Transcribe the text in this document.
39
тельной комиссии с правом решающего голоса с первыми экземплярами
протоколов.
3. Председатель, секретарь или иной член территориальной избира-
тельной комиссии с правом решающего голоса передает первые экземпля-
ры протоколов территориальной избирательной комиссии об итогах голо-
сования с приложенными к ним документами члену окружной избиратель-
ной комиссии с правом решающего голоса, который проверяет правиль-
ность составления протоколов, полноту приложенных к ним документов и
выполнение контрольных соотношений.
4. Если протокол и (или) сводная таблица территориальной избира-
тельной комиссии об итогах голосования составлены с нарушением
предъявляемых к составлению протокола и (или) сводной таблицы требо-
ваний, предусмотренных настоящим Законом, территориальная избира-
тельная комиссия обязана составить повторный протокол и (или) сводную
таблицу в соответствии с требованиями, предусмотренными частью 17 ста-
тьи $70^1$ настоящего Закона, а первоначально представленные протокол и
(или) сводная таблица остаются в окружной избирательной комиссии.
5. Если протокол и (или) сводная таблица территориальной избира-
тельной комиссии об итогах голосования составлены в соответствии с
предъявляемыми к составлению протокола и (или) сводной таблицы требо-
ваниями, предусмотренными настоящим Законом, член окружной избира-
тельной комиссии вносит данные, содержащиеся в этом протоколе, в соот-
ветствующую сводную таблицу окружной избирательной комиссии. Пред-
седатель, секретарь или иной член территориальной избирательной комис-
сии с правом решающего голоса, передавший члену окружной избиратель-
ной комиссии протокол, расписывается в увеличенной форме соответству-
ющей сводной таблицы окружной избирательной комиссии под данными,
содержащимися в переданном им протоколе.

____________________

## Exercise aim
Write out all the records above again, exactly as they stand.

## Written response
Transcribe the text in this document.
39
тельной комиссии с правом решающего голоса с первыми экземплярами
протоколов.
3. Председатель, секретарь или иной член территориальной избира-
тельной комиссии с правом решающего голоса передает первые экземпля-
ры протоколов территориальной избирательной комиссии об итогах голо-
сования с приложенными к ним документами члену окружной избиратель-
ной комиссии с правом решающего голоса, который проверяет правиль-
ность составления протоколов, полноту приложенных к ним документов и
выполнение контрольных соотношений.
4. Если протокол и (или) сводная таблица территориальной избира-
тельной комиссии об итогах голосования составлены с нарушением
предъявляемых к составлению протокола и (или) сводной таблицы требо-
ваний, предусмотренных настоящим Законом, территориальная избира-
тельная комиссия обязана составить повторный протокол и (или) сводную
таблицу в соответствии с требованиями, предусмотренными частью 17 ста-
тьи $70^1$ настоящего Закона, а первоначально представленные протокол и
(или) сводная таблица остаются в окружной избирательной комиссии.
5. Если протокол и (или) сводная таблица территориальной избира-
тельной комиссии об итогах голосования составлены в соответствии с
предъявляемыми к составлению протокола и (или) сводной таблицы требо-
ваниями, предусмотренными настоящим Законом, член окружной избира-
тельной комиссии вносит данные, содержащиеся в этом протоколе, в соот-
ветствующую сводную таблицу окружной избирательной комиссии. Пред-
седатель, секретарь или иной член территориальной избирательной комис-
сии с правом решающего голоса, передавший члену окружной избиратель-
ной комиссии протокол, расписывается в увеличенной форме соответству-
ющей сводной таблицы окружной избирательной комиссии под данными,
содержащимися в переданном им протоколе.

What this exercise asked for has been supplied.